All lines in the data bearing the string "Stores" should be identified and copied.

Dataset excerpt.
----------------------------------------

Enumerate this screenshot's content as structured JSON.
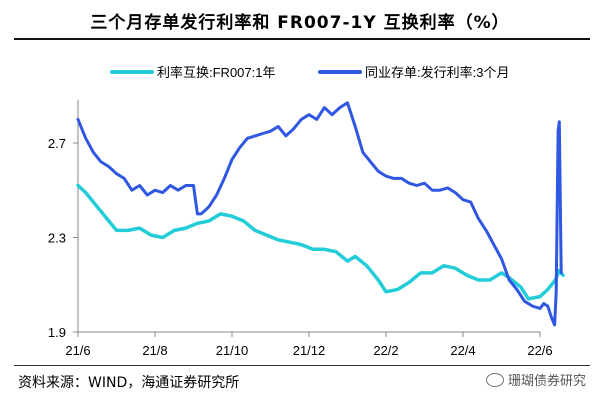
{
  "colors": {
    "series_a": "#22cdd8",
    "series_b": "#2f57e2",
    "axis": "#888888"
  },
  "chart_data": {
    "type": "line",
    "title": "三个月存单发行利率和 FR007-1Y 互换利率（%）",
    "source": "资料来源：WIND，海通证券研究所",
    "watermark": "珊瑚债券研究",
    "xlabel": "",
    "ylabel": "",
    "ylim": [
      1.9,
      2.9
    ],
    "yticks": [
      "1.9",
      "2.3",
      "2.7"
    ],
    "xticks": [
      "21/6",
      "21/8",
      "21/10",
      "21/12",
      "22/2",
      "22/4",
      "22/6"
    ],
    "x_range": [
      0,
      12.5
    ],
    "legend_position": "top",
    "series": [
      {
        "name": "利率互换:FR007:1年",
        "color": "#22cdd8",
        "points": [
          [
            0.0,
            2.52
          ],
          [
            0.2,
            2.49
          ],
          [
            0.4,
            2.45
          ],
          [
            0.6,
            2.41
          ],
          [
            0.8,
            2.37
          ],
          [
            1.0,
            2.33
          ],
          [
            1.3,
            2.33
          ],
          [
            1.6,
            2.34
          ],
          [
            1.9,
            2.31
          ],
          [
            2.2,
            2.3
          ],
          [
            2.5,
            2.33
          ],
          [
            2.8,
            2.34
          ],
          [
            3.1,
            2.36
          ],
          [
            3.4,
            2.37
          ],
          [
            3.7,
            2.4
          ],
          [
            4.0,
            2.39
          ],
          [
            4.3,
            2.37
          ],
          [
            4.6,
            2.33
          ],
          [
            4.9,
            2.31
          ],
          [
            5.2,
            2.29
          ],
          [
            5.5,
            2.28
          ],
          [
            5.8,
            2.27
          ],
          [
            6.1,
            2.25
          ],
          [
            6.4,
            2.25
          ],
          [
            6.7,
            2.24
          ],
          [
            7.0,
            2.2
          ],
          [
            7.2,
            2.22
          ],
          [
            7.5,
            2.18
          ],
          [
            7.8,
            2.12
          ],
          [
            8.0,
            2.07
          ],
          [
            8.3,
            2.08
          ],
          [
            8.6,
            2.11
          ],
          [
            8.9,
            2.15
          ],
          [
            9.2,
            2.15
          ],
          [
            9.5,
            2.18
          ],
          [
            9.8,
            2.17
          ],
          [
            10.1,
            2.14
          ],
          [
            10.4,
            2.12
          ],
          [
            10.7,
            2.12
          ],
          [
            11.0,
            2.15
          ],
          [
            11.2,
            2.13
          ],
          [
            11.5,
            2.09
          ],
          [
            11.7,
            2.04
          ],
          [
            12.0,
            2.05
          ],
          [
            12.2,
            2.08
          ],
          [
            12.4,
            2.12
          ],
          [
            12.5,
            2.16
          ],
          [
            12.6,
            2.14
          ]
        ]
      },
      {
        "name": "同业存单:发行利率:3个月",
        "color": "#2f57e2",
        "points": [
          [
            0.0,
            2.8
          ],
          [
            0.2,
            2.72
          ],
          [
            0.4,
            2.66
          ],
          [
            0.6,
            2.62
          ],
          [
            0.8,
            2.6
          ],
          [
            1.0,
            2.57
          ],
          [
            1.2,
            2.55
          ],
          [
            1.4,
            2.5
          ],
          [
            1.6,
            2.52
          ],
          [
            1.8,
            2.48
          ],
          [
            2.0,
            2.5
          ],
          [
            2.2,
            2.49
          ],
          [
            2.4,
            2.52
          ],
          [
            2.6,
            2.5
          ],
          [
            2.8,
            2.52
          ],
          [
            3.0,
            2.52
          ],
          [
            3.1,
            2.4
          ],
          [
            3.2,
            2.4
          ],
          [
            3.4,
            2.43
          ],
          [
            3.6,
            2.48
          ],
          [
            3.8,
            2.55
          ],
          [
            4.0,
            2.63
          ],
          [
            4.2,
            2.68
          ],
          [
            4.4,
            2.72
          ],
          [
            4.6,
            2.73
          ],
          [
            4.8,
            2.74
          ],
          [
            5.0,
            2.75
          ],
          [
            5.2,
            2.77
          ],
          [
            5.4,
            2.73
          ],
          [
            5.6,
            2.76
          ],
          [
            5.8,
            2.8
          ],
          [
            6.0,
            2.82
          ],
          [
            6.2,
            2.8
          ],
          [
            6.4,
            2.85
          ],
          [
            6.6,
            2.82
          ],
          [
            6.8,
            2.85
          ],
          [
            7.0,
            2.87
          ],
          [
            7.2,
            2.77
          ],
          [
            7.4,
            2.66
          ],
          [
            7.6,
            2.62
          ],
          [
            7.8,
            2.58
          ],
          [
            8.0,
            2.56
          ],
          [
            8.2,
            2.55
          ],
          [
            8.4,
            2.55
          ],
          [
            8.6,
            2.53
          ],
          [
            8.8,
            2.52
          ],
          [
            9.0,
            2.53
          ],
          [
            9.2,
            2.5
          ],
          [
            9.4,
            2.5
          ],
          [
            9.6,
            2.51
          ],
          [
            9.8,
            2.49
          ],
          [
            10.0,
            2.46
          ],
          [
            10.2,
            2.45
          ],
          [
            10.4,
            2.38
          ],
          [
            10.6,
            2.33
          ],
          [
            10.8,
            2.27
          ],
          [
            11.0,
            2.21
          ],
          [
            11.2,
            2.12
          ],
          [
            11.4,
            2.08
          ],
          [
            11.6,
            2.03
          ],
          [
            11.8,
            2.01
          ],
          [
            12.0,
            2.0
          ],
          [
            12.1,
            2.02
          ],
          [
            12.2,
            2.01
          ],
          [
            12.3,
            1.96
          ],
          [
            12.38,
            1.93
          ],
          [
            12.42,
            2.07
          ],
          [
            12.47,
            2.75
          ],
          [
            12.5,
            2.79
          ],
          [
            12.55,
            2.15
          ]
        ]
      }
    ]
  }
}
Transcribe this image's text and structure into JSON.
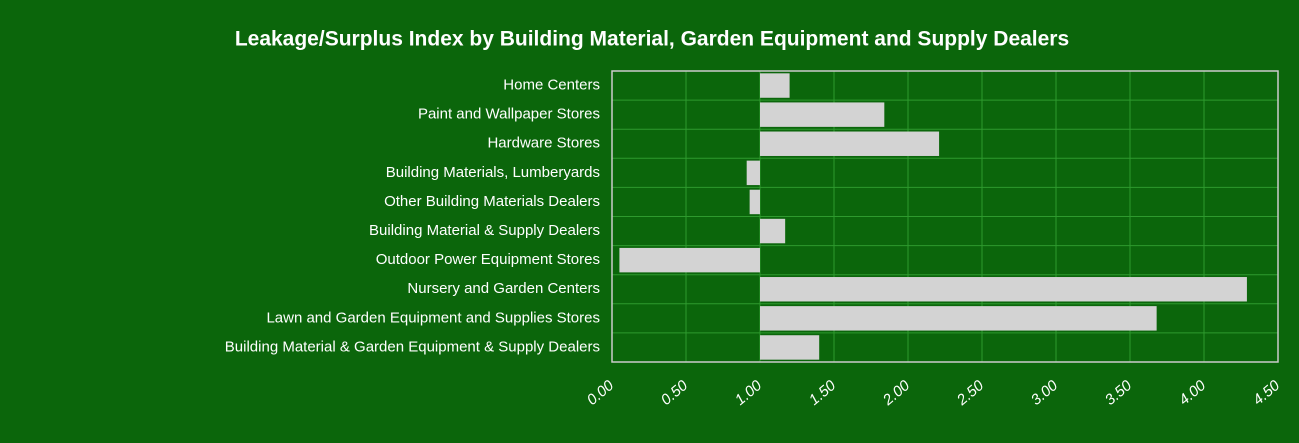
{
  "chart_data": {
    "type": "hbar",
    "title": "Leakage/Surplus Index by Building Material, Garden Equipment and Supply Dealers",
    "categories": [
      "Home Centers",
      "Paint and Wallpaper Stores",
      "Hardware Stores",
      "Building Materials, Lumberyards",
      "Other Building Materials Dealers",
      "Building Material & Supply Dealers",
      "Outdoor Power Equipment Stores",
      "Nursery and Garden Centers",
      "Lawn and Garden Equipment and Supplies Stores",
      "Building Material & Garden Equipment & Supply Dealers"
    ],
    "values": [
      1.2,
      1.84,
      2.21,
      0.91,
      0.93,
      1.17,
      0.05,
      4.29,
      3.68,
      1.4
    ],
    "baseline": 1,
    "color": "#d3d3d3",
    "xlim": [
      0,
      4.5
    ],
    "xticks": [
      {
        "value": 0,
        "label": "0.00"
      },
      {
        "value": 0.5,
        "label": "0.50"
      },
      {
        "value": 1,
        "label": "1.00"
      },
      {
        "value": 1.5,
        "label": "1.50"
      },
      {
        "value": 2,
        "label": "2.00"
      },
      {
        "value": 2.5,
        "label": "2.50"
      },
      {
        "value": 3,
        "label": "3.00"
      },
      {
        "value": 3.5,
        "label": "3.50"
      },
      {
        "value": 4,
        "label": "4.00"
      },
      {
        "value": 4.5,
        "label": "4.50"
      }
    ],
    "grid": true
  }
}
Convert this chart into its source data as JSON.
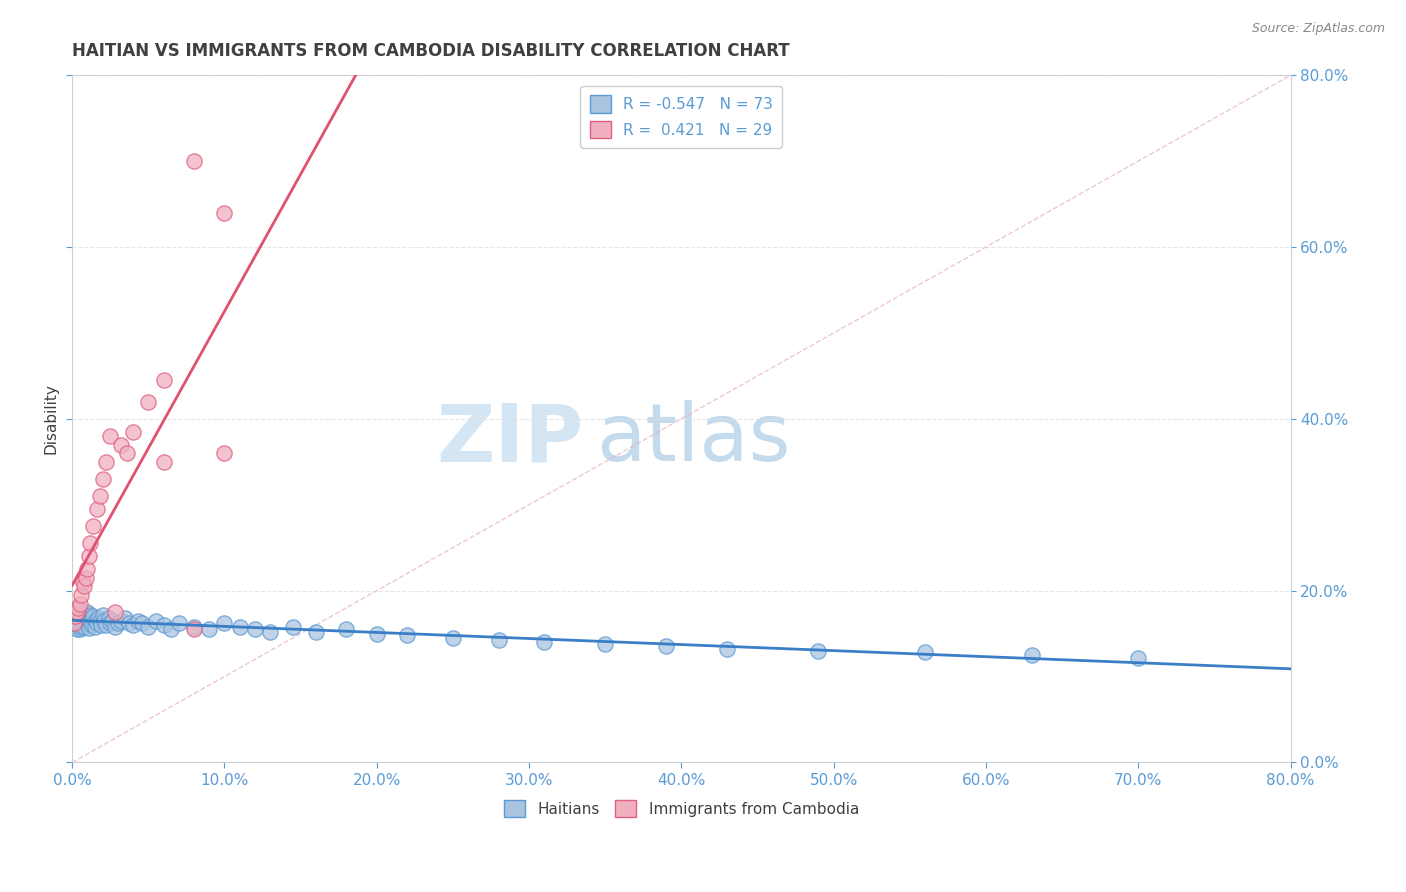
{
  "title": "HAITIAN VS IMMIGRANTS FROM CAMBODIA DISABILITY CORRELATION CHART",
  "source": "Source: ZipAtlas.com",
  "ylabel": "Disability",
  "watermark_zip": "ZIP",
  "watermark_atlas": "atlas",
  "legend_blue_label": "Haitians",
  "legend_pink_label": "Immigrants from Cambodia",
  "blue_R": -0.547,
  "blue_N": 73,
  "pink_R": 0.421,
  "pink_N": 29,
  "blue_scatter_color": "#aac4e0",
  "blue_scatter_edge": "#5b9bd5",
  "pink_scatter_color": "#f0b0c0",
  "pink_scatter_edge": "#e06080",
  "blue_line_color": "#3a7ec8",
  "pink_line_color": "#e05070",
  "diag_line_color": "#c8c8c8",
  "grid_color": "#e0e0e0",
  "title_color": "#404040",
  "axis_tick_color": "#5b9bd5",
  "source_color": "#888888",
  "xlim": [
    0.0,
    0.8
  ],
  "ylim": [
    0.0,
    0.8
  ],
  "blue_scatter_x": [
    0.001,
    0.002,
    0.003,
    0.003,
    0.004,
    0.004,
    0.005,
    0.005,
    0.005,
    0.006,
    0.006,
    0.007,
    0.007,
    0.007,
    0.008,
    0.008,
    0.009,
    0.009,
    0.01,
    0.01,
    0.011,
    0.011,
    0.012,
    0.012,
    0.013,
    0.013,
    0.014,
    0.015,
    0.015,
    0.016,
    0.017,
    0.018,
    0.019,
    0.02,
    0.021,
    0.022,
    0.024,
    0.025,
    0.026,
    0.028,
    0.03,
    0.032,
    0.035,
    0.037,
    0.04,
    0.043,
    0.046,
    0.05,
    0.055,
    0.06,
    0.065,
    0.07,
    0.08,
    0.09,
    0.1,
    0.11,
    0.12,
    0.13,
    0.145,
    0.16,
    0.18,
    0.2,
    0.22,
    0.25,
    0.28,
    0.31,
    0.35,
    0.39,
    0.43,
    0.49,
    0.56,
    0.63,
    0.7
  ],
  "blue_scatter_y": [
    0.175,
    0.165,
    0.155,
    0.18,
    0.16,
    0.17,
    0.165,
    0.155,
    0.175,
    0.162,
    0.158,
    0.168,
    0.172,
    0.16,
    0.165,
    0.158,
    0.17,
    0.162,
    0.168,
    0.175,
    0.163,
    0.157,
    0.172,
    0.165,
    0.168,
    0.16,
    0.17,
    0.165,
    0.158,
    0.162,
    0.168,
    0.165,
    0.16,
    0.172,
    0.165,
    0.16,
    0.168,
    0.162,
    0.165,
    0.158,
    0.162,
    0.165,
    0.168,
    0.162,
    0.16,
    0.165,
    0.162,
    0.158,
    0.165,
    0.16,
    0.155,
    0.162,
    0.158,
    0.155,
    0.162,
    0.158,
    0.155,
    0.152,
    0.158,
    0.152,
    0.155,
    0.15,
    0.148,
    0.145,
    0.142,
    0.14,
    0.138,
    0.135,
    0.132,
    0.13,
    0.128,
    0.125,
    0.122
  ],
  "pink_scatter_x": [
    0.001,
    0.002,
    0.003,
    0.004,
    0.005,
    0.006,
    0.007,
    0.008,
    0.009,
    0.01,
    0.011,
    0.012,
    0.014,
    0.016,
    0.018,
    0.02,
    0.022,
    0.025,
    0.028,
    0.032,
    0.036,
    0.04,
    0.05,
    0.06,
    0.08,
    0.1,
    0.06,
    0.08,
    0.1
  ],
  "pink_scatter_y": [
    0.162,
    0.17,
    0.175,
    0.18,
    0.185,
    0.195,
    0.21,
    0.205,
    0.215,
    0.225,
    0.24,
    0.255,
    0.275,
    0.295,
    0.31,
    0.33,
    0.35,
    0.38,
    0.175,
    0.37,
    0.36,
    0.385,
    0.42,
    0.445,
    0.7,
    0.64,
    0.35,
    0.155,
    0.36
  ]
}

----------------------------------------

THE SOLUTION.
      "Paint and Wallpaper Stores",
      "Hardware Stores",
      "Outdoor Power Equipment Stores",
      "Lawn and Garden Equipment and Supplies Stores",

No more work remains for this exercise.